■ **WHAT YOU ARE ASKED TO DO**
Reproduce the items in full, swapping "Range Change" for "Range Shift" and changing nothing else.

■ **EXTRACTED DATA**

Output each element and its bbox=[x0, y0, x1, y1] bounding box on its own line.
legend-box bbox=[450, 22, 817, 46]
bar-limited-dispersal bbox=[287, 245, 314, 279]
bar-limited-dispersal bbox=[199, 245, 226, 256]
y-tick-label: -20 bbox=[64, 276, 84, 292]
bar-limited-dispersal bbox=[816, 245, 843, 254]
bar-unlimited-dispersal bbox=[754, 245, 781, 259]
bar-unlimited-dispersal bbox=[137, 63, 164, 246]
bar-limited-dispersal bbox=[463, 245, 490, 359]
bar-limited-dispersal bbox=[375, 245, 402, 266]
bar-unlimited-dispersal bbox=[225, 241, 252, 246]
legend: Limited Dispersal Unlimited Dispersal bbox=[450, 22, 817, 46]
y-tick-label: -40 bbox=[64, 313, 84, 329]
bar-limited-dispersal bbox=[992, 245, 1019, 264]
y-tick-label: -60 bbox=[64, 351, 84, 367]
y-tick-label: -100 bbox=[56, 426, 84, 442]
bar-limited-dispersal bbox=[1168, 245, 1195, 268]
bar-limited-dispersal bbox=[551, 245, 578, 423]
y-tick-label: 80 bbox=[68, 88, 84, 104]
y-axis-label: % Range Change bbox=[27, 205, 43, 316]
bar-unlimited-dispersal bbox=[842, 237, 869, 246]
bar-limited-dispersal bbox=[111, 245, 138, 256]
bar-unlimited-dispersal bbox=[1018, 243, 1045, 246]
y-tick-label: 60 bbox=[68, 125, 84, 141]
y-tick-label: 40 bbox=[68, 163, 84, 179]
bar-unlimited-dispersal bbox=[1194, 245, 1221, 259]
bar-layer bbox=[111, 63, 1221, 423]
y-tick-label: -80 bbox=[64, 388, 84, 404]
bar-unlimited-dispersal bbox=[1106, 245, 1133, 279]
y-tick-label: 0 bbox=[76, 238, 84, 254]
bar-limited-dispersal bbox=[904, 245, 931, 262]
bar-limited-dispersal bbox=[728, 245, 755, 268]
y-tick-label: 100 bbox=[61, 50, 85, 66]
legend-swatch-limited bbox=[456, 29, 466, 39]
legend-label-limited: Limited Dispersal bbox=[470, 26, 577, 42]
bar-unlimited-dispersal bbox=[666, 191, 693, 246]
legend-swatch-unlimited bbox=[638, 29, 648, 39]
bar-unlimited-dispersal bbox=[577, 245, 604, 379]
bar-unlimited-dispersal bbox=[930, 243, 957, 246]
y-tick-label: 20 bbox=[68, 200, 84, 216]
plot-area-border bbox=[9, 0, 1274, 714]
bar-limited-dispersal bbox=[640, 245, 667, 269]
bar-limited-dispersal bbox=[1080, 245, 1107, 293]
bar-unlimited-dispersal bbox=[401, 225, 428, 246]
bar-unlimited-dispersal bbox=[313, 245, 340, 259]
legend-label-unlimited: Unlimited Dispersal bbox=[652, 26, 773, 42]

■ **TASK RESPONSE**
Output each element and its bbox=[x0, y0, x1, y1] bounding box on its own line.
legend-box bbox=[450, 22, 817, 46]
bar-limited-dispersal bbox=[287, 245, 314, 279]
bar-limited-dispersal bbox=[199, 245, 226, 256]
y-tick-label: -20 bbox=[64, 276, 84, 292]
bar-limited-dispersal bbox=[816, 245, 843, 254]
bar-unlimited-dispersal bbox=[754, 245, 781, 259]
bar-unlimited-dispersal bbox=[137, 63, 164, 246]
bar-limited-dispersal bbox=[463, 245, 490, 359]
bar-limited-dispersal bbox=[375, 245, 402, 266]
bar-unlimited-dispersal bbox=[225, 241, 252, 246]
legend: Limited Dispersal Unlimited Dispersal bbox=[450, 22, 817, 46]
y-tick-label: -40 bbox=[64, 313, 84, 329]
bar-limited-dispersal bbox=[992, 245, 1019, 264]
y-tick-label: -60 bbox=[64, 351, 84, 367]
y-tick-label: -100 bbox=[56, 426, 84, 442]
bar-limited-dispersal bbox=[1168, 245, 1195, 268]
bar-limited-dispersal bbox=[551, 245, 578, 423]
y-tick-label: 80 bbox=[68, 88, 84, 104]
y-axis-label: % Range Shift bbox=[27, 205, 43, 316]
bar-unlimited-dispersal bbox=[842, 237, 869, 246]
bar-limited-dispersal bbox=[111, 245, 138, 256]
bar-unlimited-dispersal bbox=[1018, 243, 1045, 246]
y-tick-label: 60 bbox=[68, 125, 84, 141]
y-tick-label: 40 bbox=[68, 163, 84, 179]
bar-unlimited-dispersal bbox=[1194, 245, 1221, 259]
bar-layer bbox=[111, 63, 1221, 423]
y-tick-label: -80 bbox=[64, 388, 84, 404]
bar-unlimited-dispersal bbox=[1106, 245, 1133, 279]
y-tick-label: 0 bbox=[76, 238, 84, 254]
bar-limited-dispersal bbox=[904, 245, 931, 262]
bar-limited-dispersal bbox=[728, 245, 755, 268]
y-tick-label: 100 bbox=[61, 50, 85, 66]
legend-swatch-limited bbox=[456, 29, 466, 39]
legend-label-limited: Limited Dispersal bbox=[470, 26, 577, 42]
bar-unlimited-dispersal bbox=[666, 191, 693, 246]
legend-swatch-unlimited bbox=[638, 29, 648, 39]
bar-unlimited-dispersal bbox=[577, 245, 604, 379]
bar-unlimited-dispersal bbox=[930, 243, 957, 246]
y-tick-label: 20 bbox=[68, 200, 84, 216]
plot-area-border bbox=[9, 0, 1274, 714]
bar-limited-dispersal bbox=[640, 245, 667, 269]
bar-limited-dispersal bbox=[1080, 245, 1107, 293]
bar-unlimited-dispersal bbox=[401, 225, 428, 246]
bar-unlimited-dispersal bbox=[313, 245, 340, 259]
legend-label-unlimited: Unlimited Dispersal bbox=[652, 26, 773, 42]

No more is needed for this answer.